Dataset content >>
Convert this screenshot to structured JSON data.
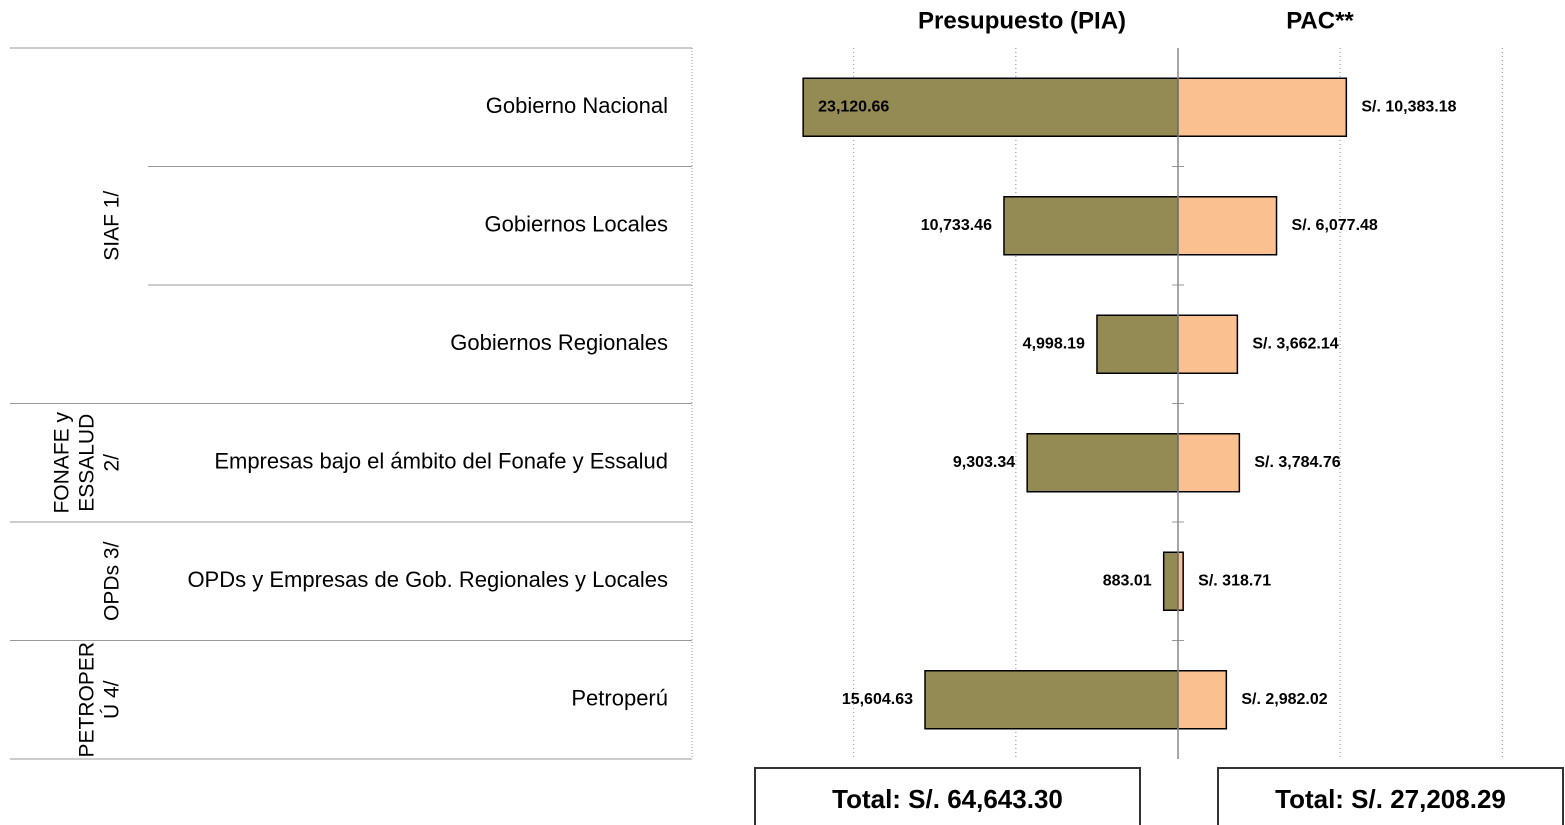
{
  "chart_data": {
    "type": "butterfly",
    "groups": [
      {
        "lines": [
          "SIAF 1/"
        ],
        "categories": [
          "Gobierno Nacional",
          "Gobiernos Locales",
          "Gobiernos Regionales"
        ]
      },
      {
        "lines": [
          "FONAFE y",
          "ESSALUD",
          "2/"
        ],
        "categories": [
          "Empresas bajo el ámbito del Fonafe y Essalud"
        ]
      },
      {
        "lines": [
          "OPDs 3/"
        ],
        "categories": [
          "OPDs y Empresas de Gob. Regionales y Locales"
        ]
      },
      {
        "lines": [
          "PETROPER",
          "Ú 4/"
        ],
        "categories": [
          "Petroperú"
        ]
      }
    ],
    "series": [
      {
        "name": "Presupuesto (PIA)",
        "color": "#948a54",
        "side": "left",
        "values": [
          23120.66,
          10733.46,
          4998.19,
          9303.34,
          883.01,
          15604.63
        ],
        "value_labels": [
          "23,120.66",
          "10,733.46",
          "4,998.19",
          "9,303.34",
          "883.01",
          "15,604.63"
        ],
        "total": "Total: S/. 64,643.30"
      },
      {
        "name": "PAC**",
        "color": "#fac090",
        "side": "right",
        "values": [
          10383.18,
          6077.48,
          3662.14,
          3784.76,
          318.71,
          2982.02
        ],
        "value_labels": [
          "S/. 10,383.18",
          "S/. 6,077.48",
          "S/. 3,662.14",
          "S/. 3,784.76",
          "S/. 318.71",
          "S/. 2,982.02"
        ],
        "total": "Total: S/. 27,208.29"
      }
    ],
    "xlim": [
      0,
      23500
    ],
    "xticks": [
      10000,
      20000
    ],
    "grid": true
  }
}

* * *

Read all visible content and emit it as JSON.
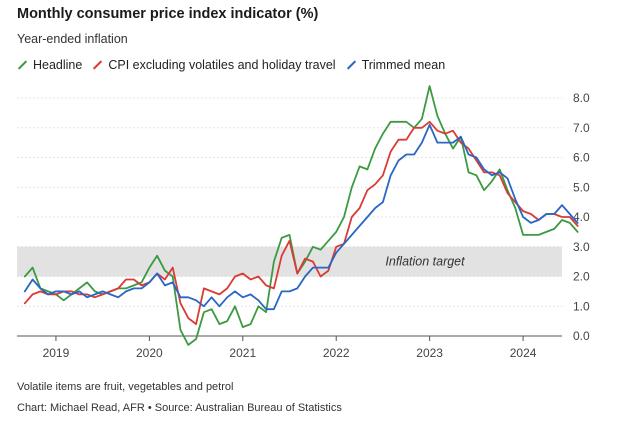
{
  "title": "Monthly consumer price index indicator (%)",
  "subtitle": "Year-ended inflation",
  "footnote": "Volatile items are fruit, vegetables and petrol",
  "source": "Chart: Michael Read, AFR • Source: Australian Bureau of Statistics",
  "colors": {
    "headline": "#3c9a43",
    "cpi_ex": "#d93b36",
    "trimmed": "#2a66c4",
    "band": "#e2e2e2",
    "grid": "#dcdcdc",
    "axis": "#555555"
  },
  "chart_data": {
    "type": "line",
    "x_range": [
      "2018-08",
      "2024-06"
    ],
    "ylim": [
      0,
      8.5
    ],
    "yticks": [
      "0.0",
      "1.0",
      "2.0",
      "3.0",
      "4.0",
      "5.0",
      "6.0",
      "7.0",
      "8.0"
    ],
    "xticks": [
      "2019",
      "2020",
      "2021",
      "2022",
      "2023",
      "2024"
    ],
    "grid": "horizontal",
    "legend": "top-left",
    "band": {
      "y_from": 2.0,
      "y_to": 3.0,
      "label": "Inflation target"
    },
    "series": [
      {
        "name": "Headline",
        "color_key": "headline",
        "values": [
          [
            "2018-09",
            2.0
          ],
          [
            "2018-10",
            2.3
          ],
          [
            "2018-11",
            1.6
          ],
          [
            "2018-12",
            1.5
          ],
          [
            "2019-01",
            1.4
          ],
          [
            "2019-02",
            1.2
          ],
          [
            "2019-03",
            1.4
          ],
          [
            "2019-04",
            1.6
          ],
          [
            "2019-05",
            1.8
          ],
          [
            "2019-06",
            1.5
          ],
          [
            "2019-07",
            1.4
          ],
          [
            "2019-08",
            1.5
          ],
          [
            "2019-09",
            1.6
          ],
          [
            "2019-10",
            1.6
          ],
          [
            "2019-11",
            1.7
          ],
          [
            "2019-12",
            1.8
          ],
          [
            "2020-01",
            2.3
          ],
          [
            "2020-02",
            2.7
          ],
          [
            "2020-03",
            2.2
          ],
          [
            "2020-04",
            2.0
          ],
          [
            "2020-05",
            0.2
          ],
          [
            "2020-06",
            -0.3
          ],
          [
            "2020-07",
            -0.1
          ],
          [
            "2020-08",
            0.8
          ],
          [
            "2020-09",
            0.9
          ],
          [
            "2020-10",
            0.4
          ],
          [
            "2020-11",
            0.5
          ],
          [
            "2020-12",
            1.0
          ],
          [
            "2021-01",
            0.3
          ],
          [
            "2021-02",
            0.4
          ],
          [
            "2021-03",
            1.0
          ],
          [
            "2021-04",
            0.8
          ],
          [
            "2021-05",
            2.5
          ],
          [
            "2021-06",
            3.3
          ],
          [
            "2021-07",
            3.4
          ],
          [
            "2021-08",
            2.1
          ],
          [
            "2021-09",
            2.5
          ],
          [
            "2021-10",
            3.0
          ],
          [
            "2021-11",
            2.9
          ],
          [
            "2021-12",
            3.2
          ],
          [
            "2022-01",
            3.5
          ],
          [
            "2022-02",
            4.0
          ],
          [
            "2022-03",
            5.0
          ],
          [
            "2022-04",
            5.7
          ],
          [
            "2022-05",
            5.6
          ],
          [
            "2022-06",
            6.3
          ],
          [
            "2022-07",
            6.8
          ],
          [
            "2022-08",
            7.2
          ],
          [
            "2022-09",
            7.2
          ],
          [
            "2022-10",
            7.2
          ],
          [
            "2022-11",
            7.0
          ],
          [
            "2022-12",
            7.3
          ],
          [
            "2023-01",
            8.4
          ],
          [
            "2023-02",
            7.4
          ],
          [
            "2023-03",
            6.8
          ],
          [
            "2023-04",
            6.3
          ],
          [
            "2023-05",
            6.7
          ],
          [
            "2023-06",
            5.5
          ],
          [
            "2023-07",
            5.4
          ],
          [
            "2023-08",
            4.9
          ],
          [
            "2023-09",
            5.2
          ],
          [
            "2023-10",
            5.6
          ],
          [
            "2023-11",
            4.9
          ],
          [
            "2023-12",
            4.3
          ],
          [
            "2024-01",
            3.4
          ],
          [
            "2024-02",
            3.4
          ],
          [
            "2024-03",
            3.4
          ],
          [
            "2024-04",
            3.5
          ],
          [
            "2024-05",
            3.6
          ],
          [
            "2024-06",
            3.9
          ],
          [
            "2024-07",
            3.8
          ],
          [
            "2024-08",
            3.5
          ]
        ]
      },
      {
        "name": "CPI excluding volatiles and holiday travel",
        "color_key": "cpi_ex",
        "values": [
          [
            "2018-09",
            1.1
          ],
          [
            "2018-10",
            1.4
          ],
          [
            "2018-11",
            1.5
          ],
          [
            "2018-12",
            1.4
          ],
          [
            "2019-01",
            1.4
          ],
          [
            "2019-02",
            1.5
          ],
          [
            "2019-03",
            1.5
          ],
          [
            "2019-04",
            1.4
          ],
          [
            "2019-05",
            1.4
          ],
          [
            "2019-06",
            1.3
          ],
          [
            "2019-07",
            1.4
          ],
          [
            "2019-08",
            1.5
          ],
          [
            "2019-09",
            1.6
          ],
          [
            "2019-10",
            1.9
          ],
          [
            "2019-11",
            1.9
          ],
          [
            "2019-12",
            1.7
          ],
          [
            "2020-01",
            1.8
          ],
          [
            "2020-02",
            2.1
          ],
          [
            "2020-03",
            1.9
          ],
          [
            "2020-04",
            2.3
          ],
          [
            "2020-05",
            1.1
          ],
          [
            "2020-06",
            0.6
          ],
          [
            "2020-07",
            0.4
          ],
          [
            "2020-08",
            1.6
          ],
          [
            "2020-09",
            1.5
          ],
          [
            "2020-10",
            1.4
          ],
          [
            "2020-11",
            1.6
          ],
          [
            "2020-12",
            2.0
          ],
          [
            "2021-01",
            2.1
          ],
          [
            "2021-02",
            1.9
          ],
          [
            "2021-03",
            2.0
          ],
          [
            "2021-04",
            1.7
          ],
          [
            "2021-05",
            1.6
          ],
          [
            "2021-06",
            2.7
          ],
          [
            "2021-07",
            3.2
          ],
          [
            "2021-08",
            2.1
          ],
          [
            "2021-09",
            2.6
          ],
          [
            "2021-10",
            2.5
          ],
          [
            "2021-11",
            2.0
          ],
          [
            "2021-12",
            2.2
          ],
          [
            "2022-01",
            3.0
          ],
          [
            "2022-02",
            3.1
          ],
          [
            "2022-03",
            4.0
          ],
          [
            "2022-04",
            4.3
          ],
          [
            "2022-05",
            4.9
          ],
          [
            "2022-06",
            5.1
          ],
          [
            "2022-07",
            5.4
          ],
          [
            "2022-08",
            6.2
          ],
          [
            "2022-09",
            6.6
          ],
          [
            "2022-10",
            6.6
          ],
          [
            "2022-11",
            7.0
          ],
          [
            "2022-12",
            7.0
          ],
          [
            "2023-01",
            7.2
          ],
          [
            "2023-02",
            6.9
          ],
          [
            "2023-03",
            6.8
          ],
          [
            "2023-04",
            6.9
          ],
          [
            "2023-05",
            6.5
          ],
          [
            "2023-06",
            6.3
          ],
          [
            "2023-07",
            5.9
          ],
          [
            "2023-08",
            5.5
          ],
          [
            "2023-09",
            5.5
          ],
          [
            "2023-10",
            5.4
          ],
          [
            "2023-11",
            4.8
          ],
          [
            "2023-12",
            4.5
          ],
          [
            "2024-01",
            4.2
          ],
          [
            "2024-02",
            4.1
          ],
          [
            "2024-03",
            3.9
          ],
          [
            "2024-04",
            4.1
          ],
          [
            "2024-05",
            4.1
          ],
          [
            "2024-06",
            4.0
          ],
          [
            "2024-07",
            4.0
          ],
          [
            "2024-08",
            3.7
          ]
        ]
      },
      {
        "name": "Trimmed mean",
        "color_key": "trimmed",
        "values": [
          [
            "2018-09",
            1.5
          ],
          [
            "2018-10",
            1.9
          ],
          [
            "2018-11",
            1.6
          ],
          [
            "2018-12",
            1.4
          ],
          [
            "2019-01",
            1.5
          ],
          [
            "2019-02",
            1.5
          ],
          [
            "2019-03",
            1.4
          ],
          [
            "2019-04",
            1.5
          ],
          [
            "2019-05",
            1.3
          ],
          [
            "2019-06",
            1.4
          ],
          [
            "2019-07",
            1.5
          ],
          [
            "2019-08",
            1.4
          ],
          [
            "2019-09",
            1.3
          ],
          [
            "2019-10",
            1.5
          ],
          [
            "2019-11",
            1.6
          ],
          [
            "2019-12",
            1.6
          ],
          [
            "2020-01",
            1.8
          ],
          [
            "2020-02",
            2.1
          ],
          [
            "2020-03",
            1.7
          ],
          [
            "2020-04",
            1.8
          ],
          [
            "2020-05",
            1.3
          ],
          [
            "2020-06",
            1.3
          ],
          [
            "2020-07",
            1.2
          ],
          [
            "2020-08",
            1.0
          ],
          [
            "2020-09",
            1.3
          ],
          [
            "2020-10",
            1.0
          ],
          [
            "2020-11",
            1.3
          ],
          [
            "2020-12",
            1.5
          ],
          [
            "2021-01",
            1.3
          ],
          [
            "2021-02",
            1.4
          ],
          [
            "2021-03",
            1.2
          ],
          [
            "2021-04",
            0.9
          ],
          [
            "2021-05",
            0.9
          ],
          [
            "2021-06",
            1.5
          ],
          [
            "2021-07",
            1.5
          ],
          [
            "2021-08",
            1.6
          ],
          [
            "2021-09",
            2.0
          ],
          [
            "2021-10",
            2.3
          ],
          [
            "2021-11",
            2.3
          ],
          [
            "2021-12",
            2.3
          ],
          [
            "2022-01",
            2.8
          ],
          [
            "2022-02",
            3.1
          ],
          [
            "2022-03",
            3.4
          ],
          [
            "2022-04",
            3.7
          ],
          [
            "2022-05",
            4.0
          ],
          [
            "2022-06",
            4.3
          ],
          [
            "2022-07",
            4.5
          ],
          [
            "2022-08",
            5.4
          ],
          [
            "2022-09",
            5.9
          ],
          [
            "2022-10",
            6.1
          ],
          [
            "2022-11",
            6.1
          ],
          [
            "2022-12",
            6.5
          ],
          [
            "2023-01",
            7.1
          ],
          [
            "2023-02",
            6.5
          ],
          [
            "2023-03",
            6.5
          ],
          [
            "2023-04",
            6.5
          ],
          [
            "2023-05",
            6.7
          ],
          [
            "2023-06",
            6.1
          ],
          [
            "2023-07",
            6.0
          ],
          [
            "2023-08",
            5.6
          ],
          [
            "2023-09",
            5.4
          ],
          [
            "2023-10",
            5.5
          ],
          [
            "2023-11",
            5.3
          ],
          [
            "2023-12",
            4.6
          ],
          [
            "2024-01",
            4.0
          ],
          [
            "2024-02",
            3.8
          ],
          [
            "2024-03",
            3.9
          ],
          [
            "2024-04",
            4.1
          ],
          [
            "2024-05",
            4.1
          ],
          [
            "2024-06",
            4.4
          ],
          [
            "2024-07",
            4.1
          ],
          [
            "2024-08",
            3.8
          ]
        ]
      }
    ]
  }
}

* * *

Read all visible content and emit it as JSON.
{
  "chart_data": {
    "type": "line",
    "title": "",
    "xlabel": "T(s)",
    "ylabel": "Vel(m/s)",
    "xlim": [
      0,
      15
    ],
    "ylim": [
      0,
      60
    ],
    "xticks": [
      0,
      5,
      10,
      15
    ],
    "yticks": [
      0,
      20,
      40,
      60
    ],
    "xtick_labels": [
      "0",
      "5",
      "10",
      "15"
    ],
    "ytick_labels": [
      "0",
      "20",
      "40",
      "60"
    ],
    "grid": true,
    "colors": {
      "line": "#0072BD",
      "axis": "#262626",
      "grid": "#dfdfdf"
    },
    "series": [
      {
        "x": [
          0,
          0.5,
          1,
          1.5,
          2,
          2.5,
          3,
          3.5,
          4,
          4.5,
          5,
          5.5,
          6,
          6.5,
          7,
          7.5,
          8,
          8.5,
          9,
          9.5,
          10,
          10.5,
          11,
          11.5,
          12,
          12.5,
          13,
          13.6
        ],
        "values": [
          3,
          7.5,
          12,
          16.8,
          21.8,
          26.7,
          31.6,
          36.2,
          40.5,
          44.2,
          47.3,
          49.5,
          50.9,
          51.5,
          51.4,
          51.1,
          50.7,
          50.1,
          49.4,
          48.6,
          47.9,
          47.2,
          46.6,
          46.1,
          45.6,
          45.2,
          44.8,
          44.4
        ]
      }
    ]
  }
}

Task to carry out >>
Identify each line in the records above containing the word "total"; copy those lines.

Reply to the task >>
        "total": "Total: S/. 64,643.30"
        "total": "Total: S/. 27,208.29"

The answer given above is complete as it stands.